*** SUPPLIED INFORMATION ***

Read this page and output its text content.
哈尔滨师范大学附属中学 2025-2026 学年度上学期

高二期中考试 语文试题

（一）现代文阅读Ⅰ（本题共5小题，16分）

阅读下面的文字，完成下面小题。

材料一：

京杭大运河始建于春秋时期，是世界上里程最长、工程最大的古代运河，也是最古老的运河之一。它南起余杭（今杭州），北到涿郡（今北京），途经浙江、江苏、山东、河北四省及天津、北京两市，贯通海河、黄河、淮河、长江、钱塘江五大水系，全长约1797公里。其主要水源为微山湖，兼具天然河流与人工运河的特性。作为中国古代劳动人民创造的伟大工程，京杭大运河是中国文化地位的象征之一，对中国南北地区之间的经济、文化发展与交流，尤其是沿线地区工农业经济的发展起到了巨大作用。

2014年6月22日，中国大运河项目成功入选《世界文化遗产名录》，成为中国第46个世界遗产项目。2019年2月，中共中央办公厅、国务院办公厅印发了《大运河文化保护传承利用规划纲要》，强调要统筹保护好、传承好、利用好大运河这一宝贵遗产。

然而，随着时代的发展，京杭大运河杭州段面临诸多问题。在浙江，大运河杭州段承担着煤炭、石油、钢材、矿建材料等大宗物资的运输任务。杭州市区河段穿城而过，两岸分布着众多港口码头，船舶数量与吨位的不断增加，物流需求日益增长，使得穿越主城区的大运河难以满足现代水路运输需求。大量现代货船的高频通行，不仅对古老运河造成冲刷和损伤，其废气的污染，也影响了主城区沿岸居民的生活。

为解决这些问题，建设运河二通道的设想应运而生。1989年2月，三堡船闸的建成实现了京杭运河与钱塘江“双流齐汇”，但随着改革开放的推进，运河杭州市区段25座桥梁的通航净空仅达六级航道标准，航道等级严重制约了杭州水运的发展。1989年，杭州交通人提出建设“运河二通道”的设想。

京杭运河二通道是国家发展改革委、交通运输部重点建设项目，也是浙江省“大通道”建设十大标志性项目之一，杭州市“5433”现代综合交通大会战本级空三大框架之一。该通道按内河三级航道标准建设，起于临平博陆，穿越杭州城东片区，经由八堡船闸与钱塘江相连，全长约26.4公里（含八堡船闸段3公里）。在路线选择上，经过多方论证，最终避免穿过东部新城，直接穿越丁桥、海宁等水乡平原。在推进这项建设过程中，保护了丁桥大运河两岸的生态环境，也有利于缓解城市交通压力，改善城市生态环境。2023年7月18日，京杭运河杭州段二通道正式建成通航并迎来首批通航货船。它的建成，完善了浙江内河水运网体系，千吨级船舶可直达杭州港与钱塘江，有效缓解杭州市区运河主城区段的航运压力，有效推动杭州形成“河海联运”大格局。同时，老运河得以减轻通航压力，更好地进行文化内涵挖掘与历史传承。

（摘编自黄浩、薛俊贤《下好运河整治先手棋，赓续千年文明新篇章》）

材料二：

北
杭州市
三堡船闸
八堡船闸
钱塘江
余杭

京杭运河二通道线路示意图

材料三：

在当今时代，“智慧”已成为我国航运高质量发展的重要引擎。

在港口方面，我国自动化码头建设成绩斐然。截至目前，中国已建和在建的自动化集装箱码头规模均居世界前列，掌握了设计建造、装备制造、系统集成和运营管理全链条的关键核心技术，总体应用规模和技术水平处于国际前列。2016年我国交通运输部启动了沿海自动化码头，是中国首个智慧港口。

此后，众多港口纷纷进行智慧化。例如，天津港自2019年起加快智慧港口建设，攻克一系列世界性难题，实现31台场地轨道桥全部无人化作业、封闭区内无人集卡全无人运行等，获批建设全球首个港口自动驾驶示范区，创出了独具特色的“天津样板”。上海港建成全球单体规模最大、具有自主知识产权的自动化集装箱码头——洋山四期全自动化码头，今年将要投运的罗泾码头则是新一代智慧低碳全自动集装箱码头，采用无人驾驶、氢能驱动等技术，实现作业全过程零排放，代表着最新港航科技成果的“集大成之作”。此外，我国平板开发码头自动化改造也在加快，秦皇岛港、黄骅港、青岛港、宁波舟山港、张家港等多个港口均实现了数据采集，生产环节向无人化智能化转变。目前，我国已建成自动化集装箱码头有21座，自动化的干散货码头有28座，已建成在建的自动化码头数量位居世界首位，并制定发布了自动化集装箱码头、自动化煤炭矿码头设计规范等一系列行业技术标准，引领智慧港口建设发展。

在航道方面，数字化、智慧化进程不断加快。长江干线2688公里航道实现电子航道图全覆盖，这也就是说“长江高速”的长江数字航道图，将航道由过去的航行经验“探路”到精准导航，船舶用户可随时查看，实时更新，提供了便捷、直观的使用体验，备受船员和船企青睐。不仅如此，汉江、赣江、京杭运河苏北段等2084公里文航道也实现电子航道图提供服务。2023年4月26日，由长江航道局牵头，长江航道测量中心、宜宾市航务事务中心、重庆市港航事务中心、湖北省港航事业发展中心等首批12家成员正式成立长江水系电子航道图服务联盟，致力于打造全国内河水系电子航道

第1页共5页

***
*** SUPPLIED INFORMATION ***

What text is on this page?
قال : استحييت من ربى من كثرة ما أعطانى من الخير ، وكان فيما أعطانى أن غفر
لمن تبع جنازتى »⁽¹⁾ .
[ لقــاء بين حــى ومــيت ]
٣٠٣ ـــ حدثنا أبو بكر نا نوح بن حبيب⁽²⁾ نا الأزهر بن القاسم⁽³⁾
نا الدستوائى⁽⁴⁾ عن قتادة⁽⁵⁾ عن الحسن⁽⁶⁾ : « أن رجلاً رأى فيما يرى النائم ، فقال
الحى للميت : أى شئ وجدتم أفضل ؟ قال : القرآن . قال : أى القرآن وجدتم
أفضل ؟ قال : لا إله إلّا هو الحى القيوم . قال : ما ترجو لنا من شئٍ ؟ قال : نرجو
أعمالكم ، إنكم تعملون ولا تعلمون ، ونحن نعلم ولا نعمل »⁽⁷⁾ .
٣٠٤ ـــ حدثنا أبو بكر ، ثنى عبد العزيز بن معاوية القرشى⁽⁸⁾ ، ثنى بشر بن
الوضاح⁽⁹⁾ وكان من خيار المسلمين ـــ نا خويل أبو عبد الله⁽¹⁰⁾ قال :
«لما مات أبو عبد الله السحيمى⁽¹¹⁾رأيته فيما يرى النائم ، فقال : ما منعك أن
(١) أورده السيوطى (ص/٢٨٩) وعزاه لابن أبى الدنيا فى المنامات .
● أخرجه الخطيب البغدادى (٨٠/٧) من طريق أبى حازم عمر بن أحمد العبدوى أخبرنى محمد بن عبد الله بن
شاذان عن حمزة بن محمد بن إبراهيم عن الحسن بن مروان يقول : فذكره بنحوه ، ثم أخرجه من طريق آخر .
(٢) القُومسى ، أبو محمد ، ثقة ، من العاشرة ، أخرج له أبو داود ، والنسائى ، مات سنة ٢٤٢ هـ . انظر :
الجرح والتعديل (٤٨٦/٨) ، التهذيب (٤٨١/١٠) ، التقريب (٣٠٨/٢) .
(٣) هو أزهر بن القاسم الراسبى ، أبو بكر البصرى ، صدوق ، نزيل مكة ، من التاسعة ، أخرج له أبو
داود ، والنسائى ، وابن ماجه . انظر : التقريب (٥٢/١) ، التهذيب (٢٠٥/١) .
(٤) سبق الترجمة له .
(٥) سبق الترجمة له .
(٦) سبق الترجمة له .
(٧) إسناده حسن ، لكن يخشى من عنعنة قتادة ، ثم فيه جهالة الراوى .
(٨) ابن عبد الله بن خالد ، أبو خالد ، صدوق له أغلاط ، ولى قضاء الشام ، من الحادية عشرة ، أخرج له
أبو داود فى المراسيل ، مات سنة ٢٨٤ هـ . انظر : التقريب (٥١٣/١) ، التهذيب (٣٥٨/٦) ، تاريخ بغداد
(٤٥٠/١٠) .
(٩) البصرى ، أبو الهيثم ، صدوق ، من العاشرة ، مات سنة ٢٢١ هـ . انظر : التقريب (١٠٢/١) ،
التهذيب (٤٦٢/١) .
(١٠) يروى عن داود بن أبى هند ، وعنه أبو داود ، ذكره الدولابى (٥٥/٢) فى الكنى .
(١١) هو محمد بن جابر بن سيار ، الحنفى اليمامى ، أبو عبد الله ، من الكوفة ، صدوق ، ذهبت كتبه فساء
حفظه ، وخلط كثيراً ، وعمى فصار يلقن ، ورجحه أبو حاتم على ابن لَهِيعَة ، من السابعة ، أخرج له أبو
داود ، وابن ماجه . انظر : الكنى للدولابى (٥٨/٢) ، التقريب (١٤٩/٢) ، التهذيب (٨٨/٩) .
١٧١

***

Search the records for the string "التقريب" and return every line in which it occurs.

الجرح والتعديل (٤٨٦/٨) ، التهذيب (٤٨١/١٠) ، التقريب (٣٠٨/٢) .
داود ، والنسائى ، وابن ماجه . انظر : التقريب (٥٢/١) ، التهذيب (٢٠٥/١) .
أبو داود فى المراسيل ، مات سنة ٢٨٤ هـ . انظر : التقريب (٥١٣/١) ، التهذيب (٣٥٨/٦) ، تاريخ بغداد
(٩) البصرى ، أبو الهيثم ، صدوق ، من العاشرة ، مات سنة ٢٢١ هـ . انظر : التقريب (١٠٢/١) ،
داود ، وابن ماجه . انظر : الكنى للدولابى (٥٨/٢) ، التقريب (١٤٩/٢) ، التهذيب (٨٨/٩) .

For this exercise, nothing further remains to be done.